▸ **Work to be completed**
Repeat the listing word for word. No pictures belong in the copy.

[Saved entries]

•••••

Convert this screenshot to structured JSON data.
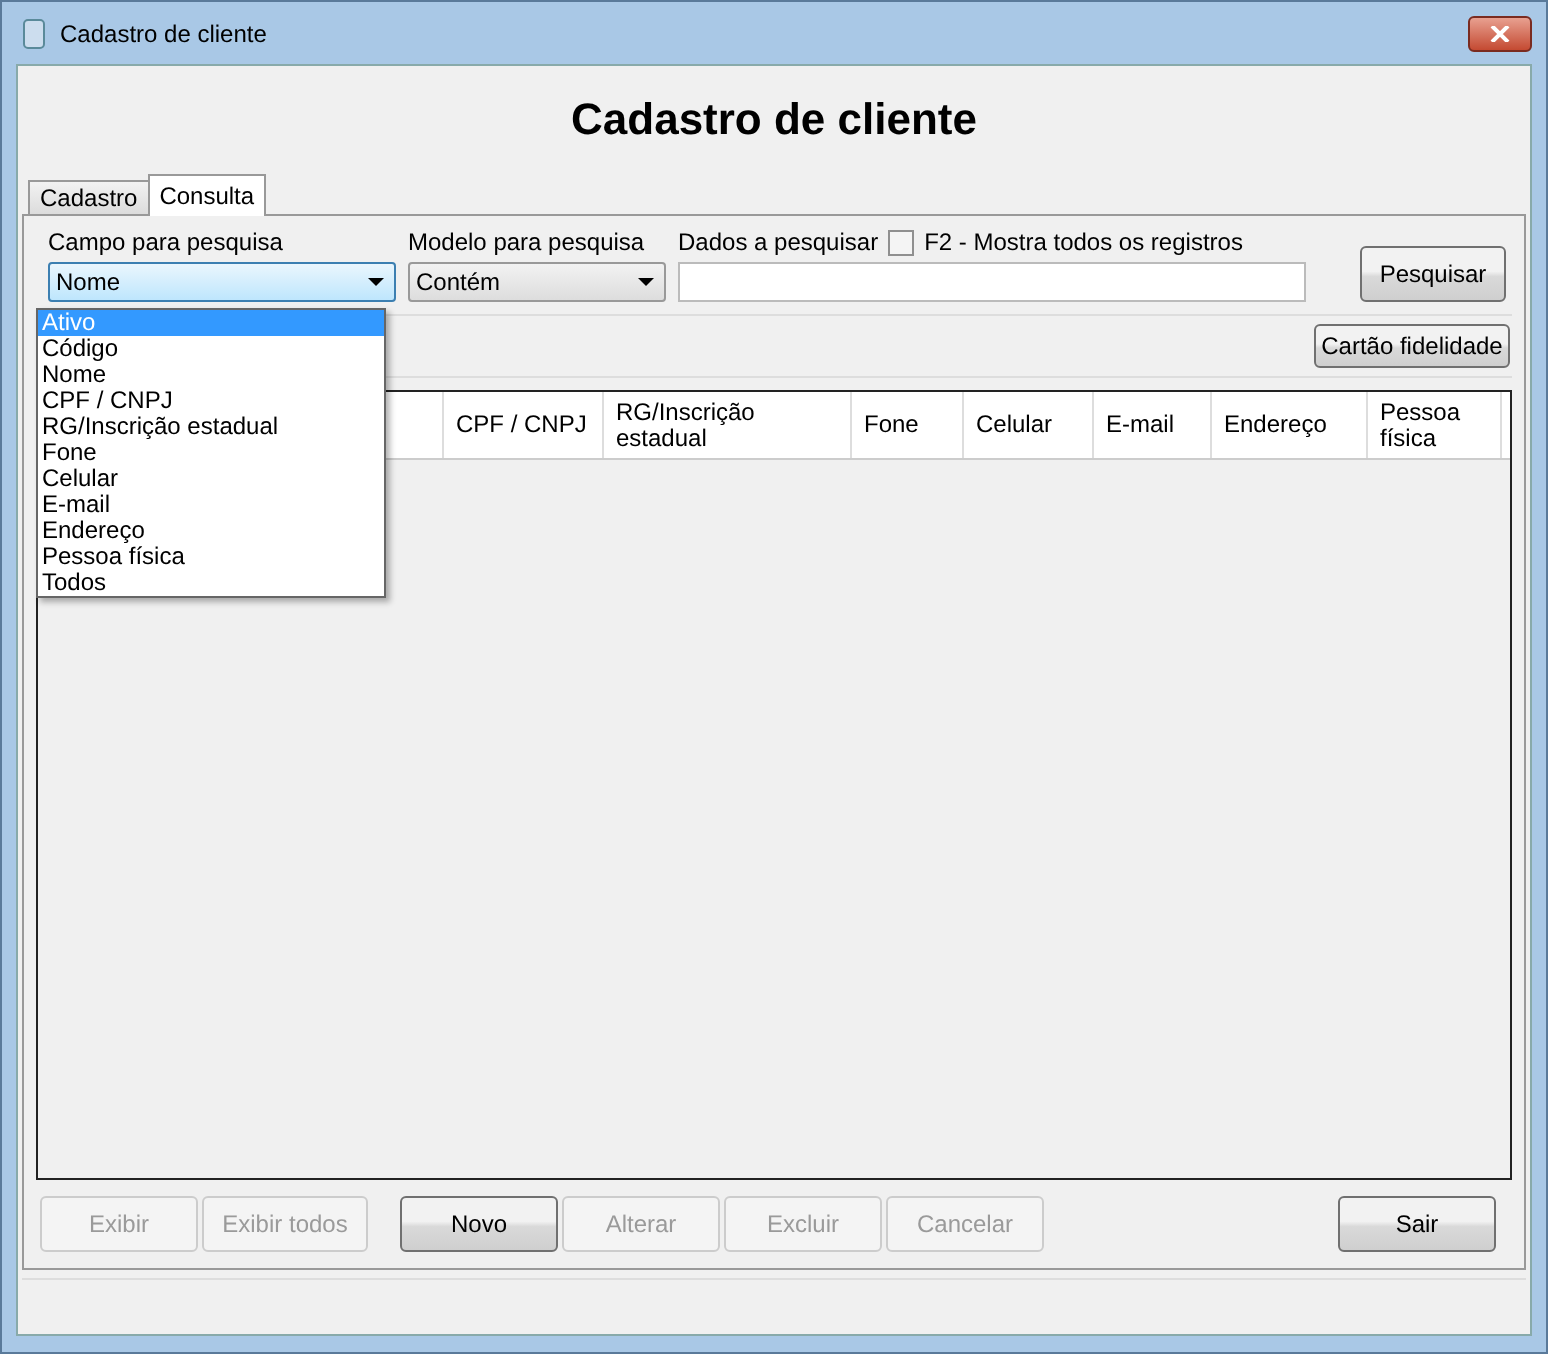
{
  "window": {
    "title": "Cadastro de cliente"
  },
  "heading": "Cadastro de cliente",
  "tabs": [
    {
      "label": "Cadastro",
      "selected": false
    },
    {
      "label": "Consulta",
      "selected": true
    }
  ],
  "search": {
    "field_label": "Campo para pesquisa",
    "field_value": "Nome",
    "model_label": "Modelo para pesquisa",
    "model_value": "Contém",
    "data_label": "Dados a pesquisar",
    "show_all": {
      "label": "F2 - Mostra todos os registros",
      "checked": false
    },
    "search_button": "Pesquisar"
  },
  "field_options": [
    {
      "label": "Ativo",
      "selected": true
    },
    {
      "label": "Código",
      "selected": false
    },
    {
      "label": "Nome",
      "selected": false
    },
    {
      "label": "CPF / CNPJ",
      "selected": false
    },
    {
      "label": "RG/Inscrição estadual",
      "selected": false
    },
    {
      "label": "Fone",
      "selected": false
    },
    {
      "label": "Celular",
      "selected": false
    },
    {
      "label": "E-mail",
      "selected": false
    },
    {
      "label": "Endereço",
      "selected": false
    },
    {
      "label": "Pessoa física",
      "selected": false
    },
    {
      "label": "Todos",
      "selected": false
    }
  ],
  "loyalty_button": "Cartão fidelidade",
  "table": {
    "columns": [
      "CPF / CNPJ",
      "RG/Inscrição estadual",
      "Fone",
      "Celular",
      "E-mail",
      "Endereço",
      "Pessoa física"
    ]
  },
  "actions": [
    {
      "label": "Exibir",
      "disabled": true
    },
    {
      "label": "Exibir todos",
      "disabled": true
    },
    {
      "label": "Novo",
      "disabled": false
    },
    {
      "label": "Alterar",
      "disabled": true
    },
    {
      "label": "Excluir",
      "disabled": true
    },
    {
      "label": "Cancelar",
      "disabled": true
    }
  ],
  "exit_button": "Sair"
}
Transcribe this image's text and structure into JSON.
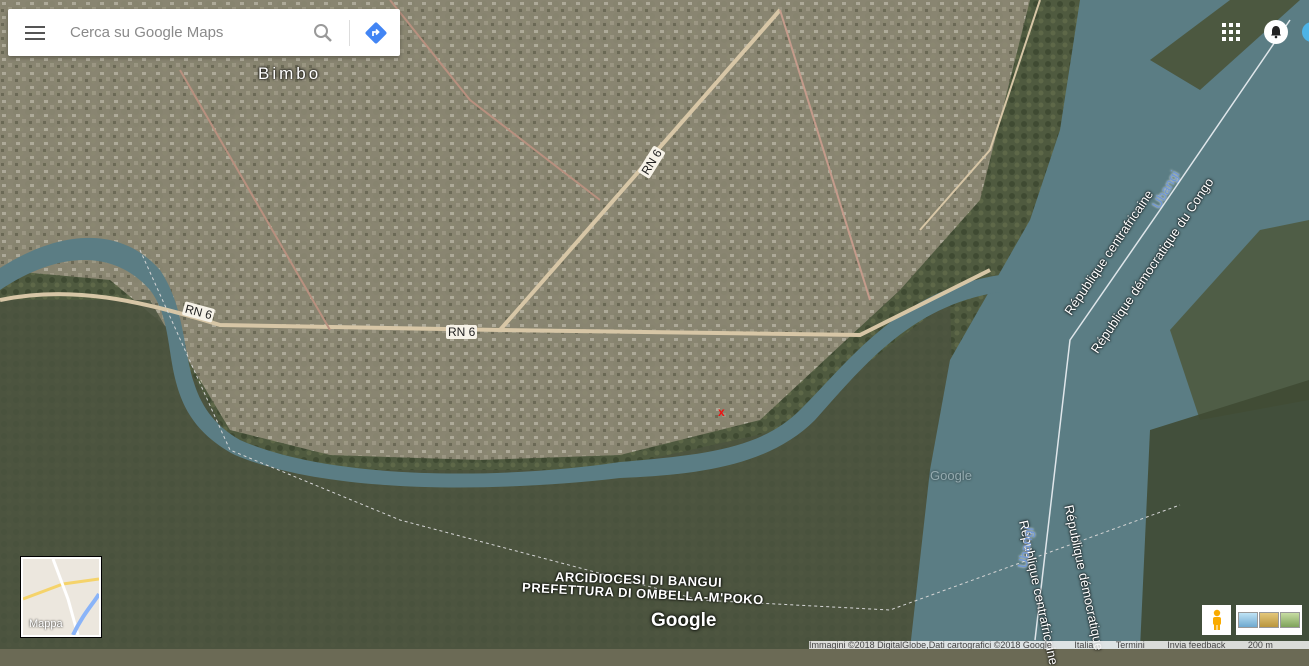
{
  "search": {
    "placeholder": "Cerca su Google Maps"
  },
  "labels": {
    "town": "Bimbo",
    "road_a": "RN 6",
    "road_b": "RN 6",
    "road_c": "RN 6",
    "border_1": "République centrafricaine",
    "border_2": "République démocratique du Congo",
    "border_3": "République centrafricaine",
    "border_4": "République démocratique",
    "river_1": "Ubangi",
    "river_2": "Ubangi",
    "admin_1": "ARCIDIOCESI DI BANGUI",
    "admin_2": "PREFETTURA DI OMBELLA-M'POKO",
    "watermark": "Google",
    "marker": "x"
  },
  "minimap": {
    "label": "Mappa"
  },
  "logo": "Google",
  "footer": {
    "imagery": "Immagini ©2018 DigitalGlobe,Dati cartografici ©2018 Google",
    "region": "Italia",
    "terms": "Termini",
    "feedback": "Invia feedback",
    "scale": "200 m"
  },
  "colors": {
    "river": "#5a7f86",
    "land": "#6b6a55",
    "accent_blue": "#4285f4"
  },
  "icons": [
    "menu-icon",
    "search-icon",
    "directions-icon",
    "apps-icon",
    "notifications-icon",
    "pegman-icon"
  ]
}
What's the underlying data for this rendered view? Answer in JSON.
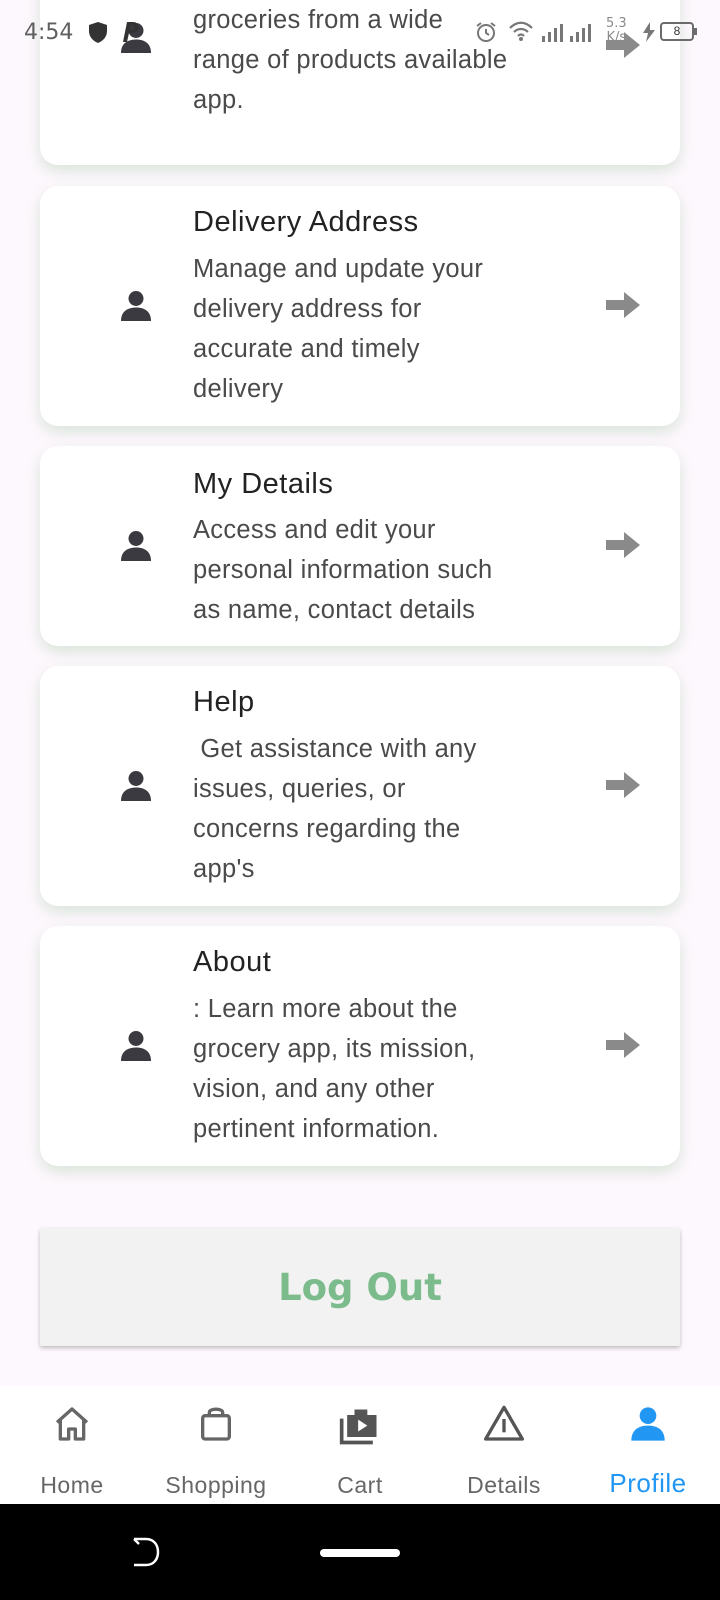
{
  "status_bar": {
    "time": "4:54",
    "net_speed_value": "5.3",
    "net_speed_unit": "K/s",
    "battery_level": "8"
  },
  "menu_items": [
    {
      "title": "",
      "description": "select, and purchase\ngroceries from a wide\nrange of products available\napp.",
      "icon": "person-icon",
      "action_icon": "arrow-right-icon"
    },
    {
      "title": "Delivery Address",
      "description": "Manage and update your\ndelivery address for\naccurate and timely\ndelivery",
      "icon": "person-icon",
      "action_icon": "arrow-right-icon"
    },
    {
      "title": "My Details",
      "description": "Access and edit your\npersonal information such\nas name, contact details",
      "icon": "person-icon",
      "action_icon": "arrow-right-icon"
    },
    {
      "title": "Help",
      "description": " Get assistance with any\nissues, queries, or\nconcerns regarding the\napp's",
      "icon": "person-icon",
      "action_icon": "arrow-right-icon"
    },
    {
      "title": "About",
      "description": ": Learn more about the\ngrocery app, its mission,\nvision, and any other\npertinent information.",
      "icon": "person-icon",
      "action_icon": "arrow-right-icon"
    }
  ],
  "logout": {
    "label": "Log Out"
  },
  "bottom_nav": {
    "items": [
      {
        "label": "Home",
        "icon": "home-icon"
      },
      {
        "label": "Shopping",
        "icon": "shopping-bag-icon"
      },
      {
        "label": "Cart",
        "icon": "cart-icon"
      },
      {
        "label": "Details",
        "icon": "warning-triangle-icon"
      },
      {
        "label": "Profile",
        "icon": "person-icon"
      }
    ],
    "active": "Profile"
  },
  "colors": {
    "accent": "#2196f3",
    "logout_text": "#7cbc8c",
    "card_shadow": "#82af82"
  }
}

•••••

▸ **Answer for the task**
Convert this screenshot to structured JSON data.
{
  "window": {
    "title": "Cadastro de cliente"
  },
  "heading": "Cadastro de cliente",
  "tabs": [
    {
      "label": "Cadastro",
      "selected": false
    },
    {
      "label": "Consulta",
      "selected": true
    }
  ],
  "search": {
    "field_label": "Campo para pesquisa",
    "field_value": "Nome",
    "model_label": "Modelo para pesquisa",
    "model_value": "Contém",
    "data_label": "Dados a pesquisar",
    "show_all": {
      "label": "F2 - Mostra todos os registros",
      "checked": false
    },
    "search_button": "Pesquisar"
  },
  "field_options": [
    {
      "label": "Ativo",
      "selected": true
    },
    {
      "label": "Código",
      "selected": false
    },
    {
      "label": "Nome",
      "selected": false
    },
    {
      "label": "CPF / CNPJ",
      "selected": false
    },
    {
      "label": "RG/Inscrição estadual",
      "selected": false
    },
    {
      "label": "Fone",
      "selected": false
    },
    {
      "label": "Celular",
      "selected": false
    },
    {
      "label": "E-mail",
      "selected": false
    },
    {
      "label": "Endereço",
      "selected": false
    },
    {
      "label": "Pessoa física",
      "selected": false
    },
    {
      "label": "Todos",
      "selected": false
    }
  ],
  "loyalty_button": "Cartão fidelidade",
  "table": {
    "columns": [
      "CPF / CNPJ",
      "RG/Inscrição estadual",
      "Fone",
      "Celular",
      "E-mail",
      "Endereço",
      "Pessoa física"
    ]
  },
  "actions": [
    {
      "label": "Exibir",
      "disabled": true
    },
    {
      "label": "Exibir todos",
      "disabled": true
    },
    {
      "label": "Novo",
      "disabled": false
    },
    {
      "label": "Alterar",
      "disabled": true
    },
    {
      "label": "Excluir",
      "disabled": true
    },
    {
      "label": "Cancelar",
      "disabled": true
    }
  ],
  "exit_button": "Sair"
}
Transcribe this image's text and structure into JSON.
{
  "search": {
    "placeholder": "Cerca su Google Maps"
  },
  "labels": {
    "town": "Bimbo",
    "road_a": "RN 6",
    "road_b": "RN 6",
    "road_c": "RN 6",
    "border_1": "République centrafricaine",
    "border_2": "République démocratique du Congo",
    "border_3": "République centrafricaine",
    "border_4": "République démocratique",
    "river_1": "Ubangi",
    "river_2": "Ubangi",
    "admin_1": "ARCIDIOCESI DI BANGUI",
    "admin_2": "PREFETTURA DI OMBELLA-M'POKO",
    "watermark": "Google",
    "marker": "x"
  },
  "minimap": {
    "label": "Mappa"
  },
  "logo": "Google",
  "footer": {
    "imagery": "Immagini ©2018 DigitalGlobe,Dati cartografici ©2018 Google",
    "region": "Italia",
    "terms": "Termini",
    "feedback": "Invia feedback",
    "scale": "200 m"
  },
  "colors": {
    "river": "#5a7f86",
    "land": "#6b6a55",
    "accent_blue": "#4285f4"
  },
  "icons": [
    "menu-icon",
    "search-icon",
    "directions-icon",
    "apps-icon",
    "notifications-icon",
    "pegman-icon"
  ]
}
What's the underlying data for this rendered view? Answer in JSON.
{
  "status_bar": {
    "time": "4:54",
    "net_speed_value": "5.3",
    "net_speed_unit": "K/s",
    "battery_level": "8"
  },
  "menu_items": [
    {
      "title": "",
      "description": "select, and purchase\ngroceries from a wide\nrange of products available\napp.",
      "icon": "person-icon",
      "action_icon": "arrow-right-icon"
    },
    {
      "title": "Delivery Address",
      "description": "Manage and update your\ndelivery address for\naccurate and timely\ndelivery",
      "icon": "person-icon",
      "action_icon": "arrow-right-icon"
    },
    {
      "title": "My Details",
      "description": "Access and edit your\npersonal information such\nas name, contact details",
      "icon": "person-icon",
      "action_icon": "arrow-right-icon"
    },
    {
      "title": "Help",
      "description": " Get assistance with any\nissues, queries, or\nconcerns regarding the\napp's",
      "icon": "person-icon",
      "action_icon": "arrow-right-icon"
    },
    {
      "title": "About",
      "description": ": Learn more about the\ngrocery app, its mission,\nvision, and any other\npertinent information.",
      "icon": "person-icon",
      "action_icon": "arrow-right-icon"
    }
  ],
  "logout": {
    "label": "Log Out"
  },
  "bottom_nav": {
    "items": [
      {
        "label": "Home",
        "icon": "home-icon"
      },
      {
        "label": "Shopping",
        "icon": "shopping-bag-icon"
      },
      {
        "label": "Cart",
        "icon": "cart-icon"
      },
      {
        "label": "Details",
        "icon": "warning-triangle-icon"
      },
      {
        "label": "Profile",
        "icon": "person-icon"
      }
    ],
    "active": "Profile"
  },
  "colors": {
    "accent": "#2196f3",
    "logout_text": "#7cbc8c",
    "card_shadow": "#82af82"
  }
}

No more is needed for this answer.